### Data records
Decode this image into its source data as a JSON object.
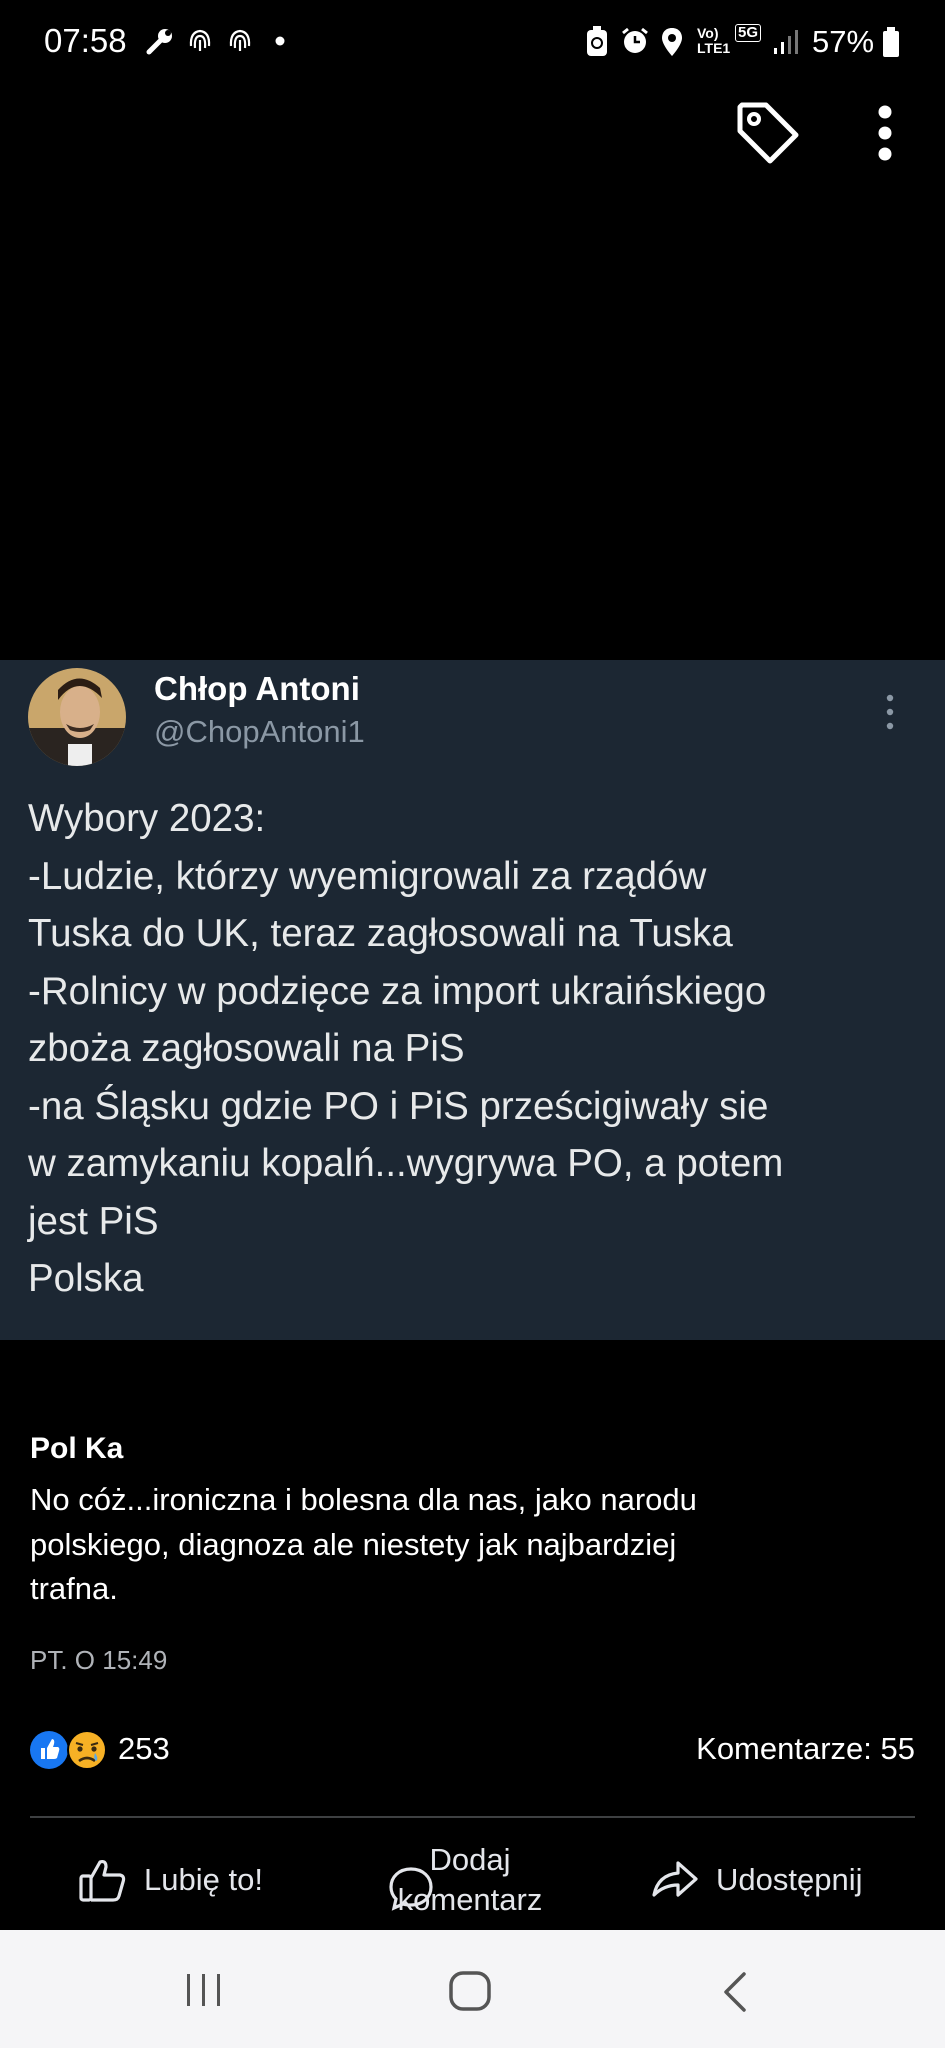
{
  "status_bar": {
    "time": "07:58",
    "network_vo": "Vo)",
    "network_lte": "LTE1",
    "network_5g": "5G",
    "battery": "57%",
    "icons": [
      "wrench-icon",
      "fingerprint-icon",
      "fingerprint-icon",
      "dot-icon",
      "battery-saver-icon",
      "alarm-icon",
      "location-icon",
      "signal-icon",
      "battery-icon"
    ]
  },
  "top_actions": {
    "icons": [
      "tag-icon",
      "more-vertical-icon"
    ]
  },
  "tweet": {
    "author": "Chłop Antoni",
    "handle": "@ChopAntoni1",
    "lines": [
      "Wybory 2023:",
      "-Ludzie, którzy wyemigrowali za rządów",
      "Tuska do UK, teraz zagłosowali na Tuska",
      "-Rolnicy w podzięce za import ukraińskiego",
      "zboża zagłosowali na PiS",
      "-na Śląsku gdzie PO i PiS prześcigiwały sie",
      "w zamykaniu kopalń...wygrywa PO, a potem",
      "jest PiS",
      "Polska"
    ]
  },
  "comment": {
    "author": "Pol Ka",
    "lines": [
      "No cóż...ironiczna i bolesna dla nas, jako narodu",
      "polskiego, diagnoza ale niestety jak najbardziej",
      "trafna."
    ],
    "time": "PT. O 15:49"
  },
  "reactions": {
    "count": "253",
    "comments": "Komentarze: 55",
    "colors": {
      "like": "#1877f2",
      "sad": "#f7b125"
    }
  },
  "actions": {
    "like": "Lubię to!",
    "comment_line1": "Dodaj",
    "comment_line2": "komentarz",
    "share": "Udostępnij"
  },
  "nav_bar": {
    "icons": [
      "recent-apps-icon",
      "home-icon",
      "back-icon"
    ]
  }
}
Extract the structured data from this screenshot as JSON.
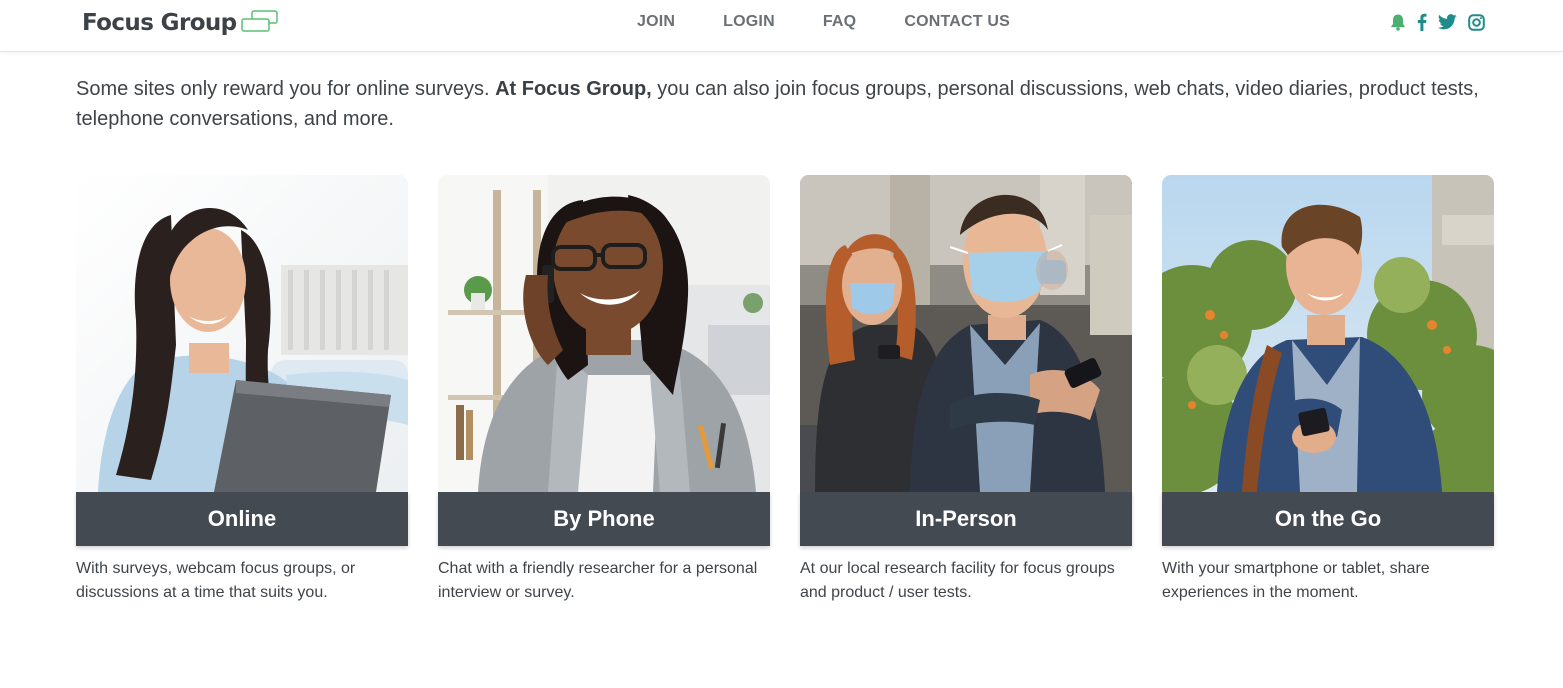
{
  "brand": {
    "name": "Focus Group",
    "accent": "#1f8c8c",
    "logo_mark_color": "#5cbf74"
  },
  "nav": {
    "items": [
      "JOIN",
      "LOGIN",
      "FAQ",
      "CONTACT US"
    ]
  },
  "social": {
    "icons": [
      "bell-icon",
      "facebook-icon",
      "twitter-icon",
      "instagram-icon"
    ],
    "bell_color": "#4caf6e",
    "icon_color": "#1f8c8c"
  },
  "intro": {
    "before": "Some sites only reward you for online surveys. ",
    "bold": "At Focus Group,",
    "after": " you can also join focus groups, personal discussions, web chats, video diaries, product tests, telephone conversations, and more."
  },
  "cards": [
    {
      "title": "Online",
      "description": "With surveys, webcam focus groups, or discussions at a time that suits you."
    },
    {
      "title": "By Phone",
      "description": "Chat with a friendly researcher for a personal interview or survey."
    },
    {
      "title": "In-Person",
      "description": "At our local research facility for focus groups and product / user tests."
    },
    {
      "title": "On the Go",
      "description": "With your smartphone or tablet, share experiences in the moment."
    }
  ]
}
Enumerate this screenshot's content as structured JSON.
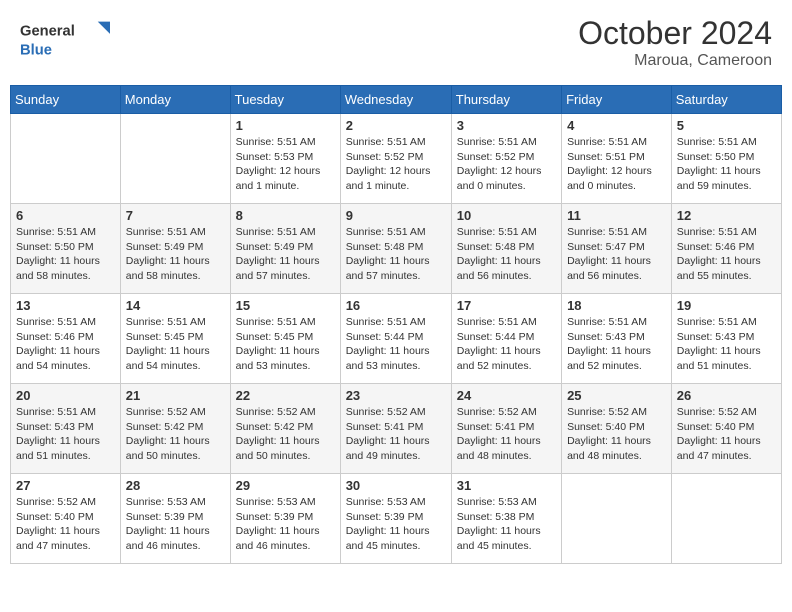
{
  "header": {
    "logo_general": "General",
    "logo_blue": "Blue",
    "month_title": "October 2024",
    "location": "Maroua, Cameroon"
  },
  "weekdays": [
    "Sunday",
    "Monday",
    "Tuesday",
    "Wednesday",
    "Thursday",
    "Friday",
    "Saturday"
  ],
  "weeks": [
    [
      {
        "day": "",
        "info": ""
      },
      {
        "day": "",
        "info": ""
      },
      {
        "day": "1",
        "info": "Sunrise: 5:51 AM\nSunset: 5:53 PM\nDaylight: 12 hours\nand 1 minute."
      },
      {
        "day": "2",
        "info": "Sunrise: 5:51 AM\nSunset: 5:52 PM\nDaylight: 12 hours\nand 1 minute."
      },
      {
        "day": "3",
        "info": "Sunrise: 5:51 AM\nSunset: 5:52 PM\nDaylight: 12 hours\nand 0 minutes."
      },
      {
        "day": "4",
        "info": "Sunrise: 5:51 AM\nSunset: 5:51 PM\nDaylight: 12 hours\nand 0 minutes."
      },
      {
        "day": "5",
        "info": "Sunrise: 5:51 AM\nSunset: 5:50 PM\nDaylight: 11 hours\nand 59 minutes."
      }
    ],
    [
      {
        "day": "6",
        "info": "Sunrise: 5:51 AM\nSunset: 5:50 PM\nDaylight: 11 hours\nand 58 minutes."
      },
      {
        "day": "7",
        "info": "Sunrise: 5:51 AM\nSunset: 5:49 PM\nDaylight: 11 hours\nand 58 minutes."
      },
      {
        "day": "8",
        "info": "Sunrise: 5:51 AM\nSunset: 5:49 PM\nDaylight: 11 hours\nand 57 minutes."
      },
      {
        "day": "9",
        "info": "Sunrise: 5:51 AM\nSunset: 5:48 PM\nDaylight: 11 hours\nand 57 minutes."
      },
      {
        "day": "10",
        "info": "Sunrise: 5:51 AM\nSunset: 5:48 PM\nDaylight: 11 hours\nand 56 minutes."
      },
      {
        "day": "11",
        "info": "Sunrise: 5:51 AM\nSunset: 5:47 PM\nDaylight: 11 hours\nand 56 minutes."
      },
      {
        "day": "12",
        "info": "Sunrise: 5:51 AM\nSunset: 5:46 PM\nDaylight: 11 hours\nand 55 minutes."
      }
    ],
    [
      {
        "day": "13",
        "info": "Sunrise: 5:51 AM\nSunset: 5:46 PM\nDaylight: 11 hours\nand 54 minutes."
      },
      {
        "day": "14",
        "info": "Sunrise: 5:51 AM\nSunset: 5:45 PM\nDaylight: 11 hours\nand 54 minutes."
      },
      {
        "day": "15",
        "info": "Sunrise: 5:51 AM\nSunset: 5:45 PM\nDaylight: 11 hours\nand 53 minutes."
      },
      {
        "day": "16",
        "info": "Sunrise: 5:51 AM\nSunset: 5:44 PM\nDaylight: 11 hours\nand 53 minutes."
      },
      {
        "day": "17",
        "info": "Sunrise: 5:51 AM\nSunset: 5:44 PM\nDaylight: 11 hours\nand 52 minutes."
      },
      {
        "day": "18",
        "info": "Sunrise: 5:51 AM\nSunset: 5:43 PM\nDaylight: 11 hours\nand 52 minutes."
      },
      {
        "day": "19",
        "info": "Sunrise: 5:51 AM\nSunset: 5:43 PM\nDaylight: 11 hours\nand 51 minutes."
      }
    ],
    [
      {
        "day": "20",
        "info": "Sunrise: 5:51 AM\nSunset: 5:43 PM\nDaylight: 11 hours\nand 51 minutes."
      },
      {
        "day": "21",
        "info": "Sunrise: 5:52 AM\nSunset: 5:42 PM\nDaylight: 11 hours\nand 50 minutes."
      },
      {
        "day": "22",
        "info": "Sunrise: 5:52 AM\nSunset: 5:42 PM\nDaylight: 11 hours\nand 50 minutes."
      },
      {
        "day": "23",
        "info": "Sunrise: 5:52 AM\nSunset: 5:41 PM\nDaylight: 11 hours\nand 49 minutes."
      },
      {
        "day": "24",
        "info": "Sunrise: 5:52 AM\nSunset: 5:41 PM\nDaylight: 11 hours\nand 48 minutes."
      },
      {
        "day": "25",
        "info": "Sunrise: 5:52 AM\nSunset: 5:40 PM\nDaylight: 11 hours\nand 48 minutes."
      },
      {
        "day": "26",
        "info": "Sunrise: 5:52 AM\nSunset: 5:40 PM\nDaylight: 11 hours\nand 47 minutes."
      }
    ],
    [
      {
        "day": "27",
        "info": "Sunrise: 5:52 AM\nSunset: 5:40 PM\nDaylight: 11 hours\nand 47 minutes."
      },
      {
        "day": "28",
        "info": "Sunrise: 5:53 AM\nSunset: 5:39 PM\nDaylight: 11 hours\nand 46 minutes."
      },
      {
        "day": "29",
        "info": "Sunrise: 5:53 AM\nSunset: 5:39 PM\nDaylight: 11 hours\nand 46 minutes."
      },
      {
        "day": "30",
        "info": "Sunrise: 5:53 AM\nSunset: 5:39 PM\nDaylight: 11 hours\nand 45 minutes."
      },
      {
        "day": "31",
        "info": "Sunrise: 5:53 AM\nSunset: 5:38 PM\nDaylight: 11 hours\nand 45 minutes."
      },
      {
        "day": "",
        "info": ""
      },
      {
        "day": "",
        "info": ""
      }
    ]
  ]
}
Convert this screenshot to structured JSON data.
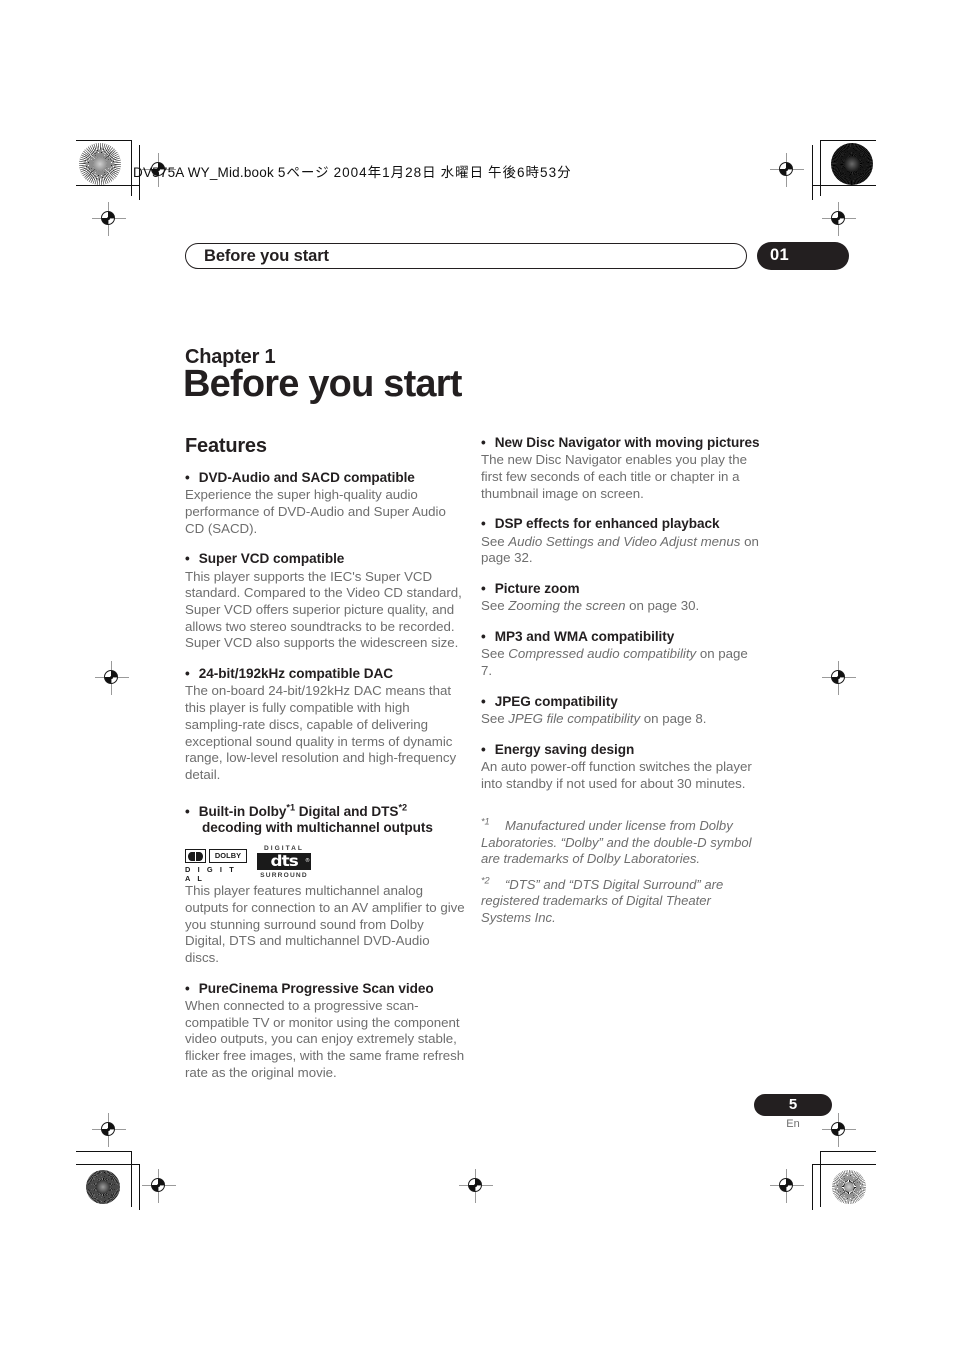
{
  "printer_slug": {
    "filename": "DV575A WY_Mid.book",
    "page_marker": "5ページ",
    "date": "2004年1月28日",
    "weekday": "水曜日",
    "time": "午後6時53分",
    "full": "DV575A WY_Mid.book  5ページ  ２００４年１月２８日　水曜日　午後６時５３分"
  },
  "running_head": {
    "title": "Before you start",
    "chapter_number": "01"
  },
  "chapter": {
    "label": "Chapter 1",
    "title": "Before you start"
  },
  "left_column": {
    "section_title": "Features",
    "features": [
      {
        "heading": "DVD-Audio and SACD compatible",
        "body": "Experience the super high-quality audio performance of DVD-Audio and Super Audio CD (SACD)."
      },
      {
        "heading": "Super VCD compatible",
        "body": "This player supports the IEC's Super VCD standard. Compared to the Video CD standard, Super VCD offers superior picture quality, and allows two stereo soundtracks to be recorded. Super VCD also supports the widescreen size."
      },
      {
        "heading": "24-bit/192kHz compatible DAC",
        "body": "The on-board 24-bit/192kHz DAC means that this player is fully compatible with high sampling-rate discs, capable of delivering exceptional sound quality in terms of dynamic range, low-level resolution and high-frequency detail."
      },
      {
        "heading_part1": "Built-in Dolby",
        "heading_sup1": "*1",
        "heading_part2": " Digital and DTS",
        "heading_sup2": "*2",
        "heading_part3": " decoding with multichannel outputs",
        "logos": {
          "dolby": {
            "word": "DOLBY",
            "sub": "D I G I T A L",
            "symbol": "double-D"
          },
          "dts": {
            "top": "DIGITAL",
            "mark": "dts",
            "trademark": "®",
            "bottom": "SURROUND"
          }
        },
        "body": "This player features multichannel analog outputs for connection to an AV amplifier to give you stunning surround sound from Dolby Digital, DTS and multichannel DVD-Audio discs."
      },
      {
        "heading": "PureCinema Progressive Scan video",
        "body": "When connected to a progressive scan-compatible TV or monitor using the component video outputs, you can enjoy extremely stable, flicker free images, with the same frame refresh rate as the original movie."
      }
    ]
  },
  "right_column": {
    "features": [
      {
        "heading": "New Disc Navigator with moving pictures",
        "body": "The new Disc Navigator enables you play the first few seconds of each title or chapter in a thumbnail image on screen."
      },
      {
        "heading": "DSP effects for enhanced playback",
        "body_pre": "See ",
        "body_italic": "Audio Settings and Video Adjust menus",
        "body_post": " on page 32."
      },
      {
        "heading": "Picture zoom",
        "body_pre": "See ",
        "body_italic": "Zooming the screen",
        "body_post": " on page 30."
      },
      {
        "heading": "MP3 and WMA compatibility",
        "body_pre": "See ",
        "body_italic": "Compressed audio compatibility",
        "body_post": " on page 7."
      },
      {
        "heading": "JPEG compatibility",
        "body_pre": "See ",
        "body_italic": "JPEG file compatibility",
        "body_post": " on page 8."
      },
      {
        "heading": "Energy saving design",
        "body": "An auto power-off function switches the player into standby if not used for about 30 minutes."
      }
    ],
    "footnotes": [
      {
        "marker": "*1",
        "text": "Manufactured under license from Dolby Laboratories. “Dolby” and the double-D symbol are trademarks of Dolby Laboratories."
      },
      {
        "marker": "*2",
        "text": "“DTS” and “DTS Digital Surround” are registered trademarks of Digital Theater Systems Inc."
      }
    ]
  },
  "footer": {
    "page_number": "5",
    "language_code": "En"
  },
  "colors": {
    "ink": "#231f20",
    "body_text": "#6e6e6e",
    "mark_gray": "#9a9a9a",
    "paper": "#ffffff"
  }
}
######
Task instructions:
Say how many lines in the entries contain the string "time", and leave out everything else.

Task response:
4